**What is expected**. From the data below, pull out every line that contains the string "page" and copy each one. Matching is case-sensitive.

Data items:
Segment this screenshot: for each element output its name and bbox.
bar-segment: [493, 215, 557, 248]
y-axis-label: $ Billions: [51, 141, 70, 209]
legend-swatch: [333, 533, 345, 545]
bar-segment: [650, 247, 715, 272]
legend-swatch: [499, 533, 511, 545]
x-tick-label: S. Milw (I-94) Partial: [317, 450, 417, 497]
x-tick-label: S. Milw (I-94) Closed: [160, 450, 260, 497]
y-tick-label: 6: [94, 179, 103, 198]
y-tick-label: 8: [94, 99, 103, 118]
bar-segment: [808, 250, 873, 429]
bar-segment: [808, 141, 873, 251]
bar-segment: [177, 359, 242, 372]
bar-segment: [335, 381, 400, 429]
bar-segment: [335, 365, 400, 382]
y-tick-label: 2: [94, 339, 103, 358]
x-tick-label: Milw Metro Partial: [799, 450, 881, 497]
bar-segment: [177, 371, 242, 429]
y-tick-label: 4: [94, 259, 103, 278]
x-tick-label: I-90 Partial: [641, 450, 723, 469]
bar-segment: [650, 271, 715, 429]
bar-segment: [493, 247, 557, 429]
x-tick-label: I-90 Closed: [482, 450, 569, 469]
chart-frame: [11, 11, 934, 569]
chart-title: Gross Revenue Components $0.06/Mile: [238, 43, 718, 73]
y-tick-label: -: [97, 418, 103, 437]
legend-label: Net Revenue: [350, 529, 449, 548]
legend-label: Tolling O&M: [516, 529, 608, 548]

...

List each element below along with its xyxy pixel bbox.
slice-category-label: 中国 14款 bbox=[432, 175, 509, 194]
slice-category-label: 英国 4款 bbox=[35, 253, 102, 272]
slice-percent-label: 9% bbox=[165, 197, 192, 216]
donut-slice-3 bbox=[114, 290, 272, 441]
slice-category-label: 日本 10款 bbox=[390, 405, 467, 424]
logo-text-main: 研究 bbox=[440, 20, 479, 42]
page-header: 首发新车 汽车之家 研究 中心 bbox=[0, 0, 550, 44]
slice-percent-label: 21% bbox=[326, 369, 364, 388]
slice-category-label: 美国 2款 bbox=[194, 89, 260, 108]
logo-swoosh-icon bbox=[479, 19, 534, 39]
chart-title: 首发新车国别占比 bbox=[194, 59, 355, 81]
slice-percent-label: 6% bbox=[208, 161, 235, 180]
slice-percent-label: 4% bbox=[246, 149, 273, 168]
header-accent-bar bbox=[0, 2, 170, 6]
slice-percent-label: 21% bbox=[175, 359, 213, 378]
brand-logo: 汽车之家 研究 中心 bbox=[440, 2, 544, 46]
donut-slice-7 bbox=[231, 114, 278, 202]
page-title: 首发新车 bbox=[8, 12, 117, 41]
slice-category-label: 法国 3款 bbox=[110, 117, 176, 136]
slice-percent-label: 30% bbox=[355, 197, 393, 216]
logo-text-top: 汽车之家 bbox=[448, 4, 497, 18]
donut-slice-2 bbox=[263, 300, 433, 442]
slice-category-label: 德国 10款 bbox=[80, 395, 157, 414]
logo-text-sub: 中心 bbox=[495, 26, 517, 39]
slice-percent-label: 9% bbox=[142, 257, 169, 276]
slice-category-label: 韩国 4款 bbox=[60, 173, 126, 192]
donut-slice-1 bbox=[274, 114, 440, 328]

---

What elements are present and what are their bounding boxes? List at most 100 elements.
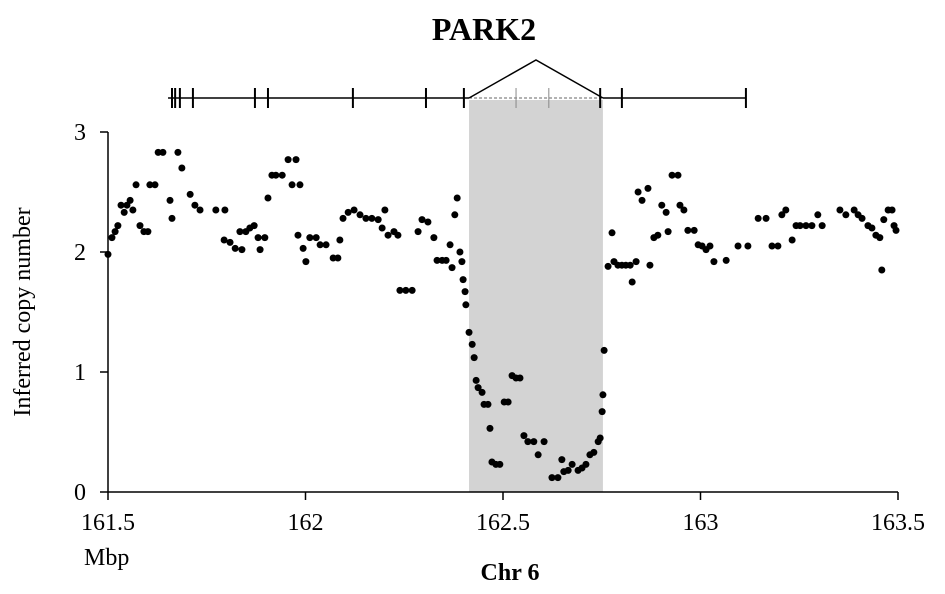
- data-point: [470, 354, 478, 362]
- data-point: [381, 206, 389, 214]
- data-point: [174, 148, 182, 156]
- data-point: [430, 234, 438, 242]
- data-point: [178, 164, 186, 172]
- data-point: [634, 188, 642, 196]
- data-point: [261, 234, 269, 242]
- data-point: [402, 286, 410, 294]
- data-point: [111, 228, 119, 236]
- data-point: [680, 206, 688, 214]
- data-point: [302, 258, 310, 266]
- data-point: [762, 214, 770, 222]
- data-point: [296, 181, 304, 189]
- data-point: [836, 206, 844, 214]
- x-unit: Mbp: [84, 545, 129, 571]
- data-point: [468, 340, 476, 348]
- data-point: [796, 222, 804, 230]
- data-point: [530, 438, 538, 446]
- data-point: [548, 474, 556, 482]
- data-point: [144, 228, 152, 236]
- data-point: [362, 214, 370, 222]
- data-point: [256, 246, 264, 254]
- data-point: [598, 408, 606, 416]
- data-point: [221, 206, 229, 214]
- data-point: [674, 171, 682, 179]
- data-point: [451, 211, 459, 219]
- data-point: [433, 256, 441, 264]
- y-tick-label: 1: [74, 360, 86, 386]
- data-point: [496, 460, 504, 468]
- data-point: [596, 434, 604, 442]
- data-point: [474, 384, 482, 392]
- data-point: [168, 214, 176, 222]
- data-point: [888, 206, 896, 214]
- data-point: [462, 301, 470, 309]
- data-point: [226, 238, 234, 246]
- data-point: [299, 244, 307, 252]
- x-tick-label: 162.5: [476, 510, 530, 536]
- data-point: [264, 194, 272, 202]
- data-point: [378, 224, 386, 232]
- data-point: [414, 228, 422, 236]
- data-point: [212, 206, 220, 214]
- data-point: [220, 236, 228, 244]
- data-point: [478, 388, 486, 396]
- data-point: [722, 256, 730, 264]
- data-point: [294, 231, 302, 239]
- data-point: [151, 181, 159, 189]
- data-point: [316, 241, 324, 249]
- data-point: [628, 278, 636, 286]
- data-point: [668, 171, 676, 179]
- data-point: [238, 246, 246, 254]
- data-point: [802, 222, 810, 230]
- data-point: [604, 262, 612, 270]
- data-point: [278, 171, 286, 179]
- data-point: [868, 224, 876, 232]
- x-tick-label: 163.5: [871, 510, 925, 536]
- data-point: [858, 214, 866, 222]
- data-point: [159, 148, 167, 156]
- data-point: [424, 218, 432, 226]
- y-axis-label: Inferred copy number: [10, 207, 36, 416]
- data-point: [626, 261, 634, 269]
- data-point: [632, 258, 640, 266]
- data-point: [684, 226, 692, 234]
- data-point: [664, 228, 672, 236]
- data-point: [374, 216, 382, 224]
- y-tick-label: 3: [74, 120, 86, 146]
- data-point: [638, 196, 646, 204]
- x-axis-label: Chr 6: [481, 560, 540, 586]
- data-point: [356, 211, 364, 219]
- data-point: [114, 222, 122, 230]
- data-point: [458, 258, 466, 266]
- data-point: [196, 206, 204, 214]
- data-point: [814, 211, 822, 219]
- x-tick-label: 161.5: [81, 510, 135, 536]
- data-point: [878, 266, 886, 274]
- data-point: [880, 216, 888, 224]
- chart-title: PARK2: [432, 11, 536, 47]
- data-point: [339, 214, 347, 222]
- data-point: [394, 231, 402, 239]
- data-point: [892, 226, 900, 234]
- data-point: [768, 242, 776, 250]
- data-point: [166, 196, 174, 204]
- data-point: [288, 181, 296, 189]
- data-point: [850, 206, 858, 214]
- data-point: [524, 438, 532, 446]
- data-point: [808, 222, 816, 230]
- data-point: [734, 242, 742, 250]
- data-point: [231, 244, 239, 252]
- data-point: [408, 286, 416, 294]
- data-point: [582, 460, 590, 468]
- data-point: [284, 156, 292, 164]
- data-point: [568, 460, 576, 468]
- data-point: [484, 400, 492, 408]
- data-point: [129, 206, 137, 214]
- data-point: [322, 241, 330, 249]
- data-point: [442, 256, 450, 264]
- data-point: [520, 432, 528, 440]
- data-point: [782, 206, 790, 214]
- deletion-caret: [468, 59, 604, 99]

**Problem solution**.
page-header: 首发新车 汽车之家 研究 中心 bbox=[0, 0, 550, 44]
page-title: 首发新车 bbox=[8, 12, 117, 41]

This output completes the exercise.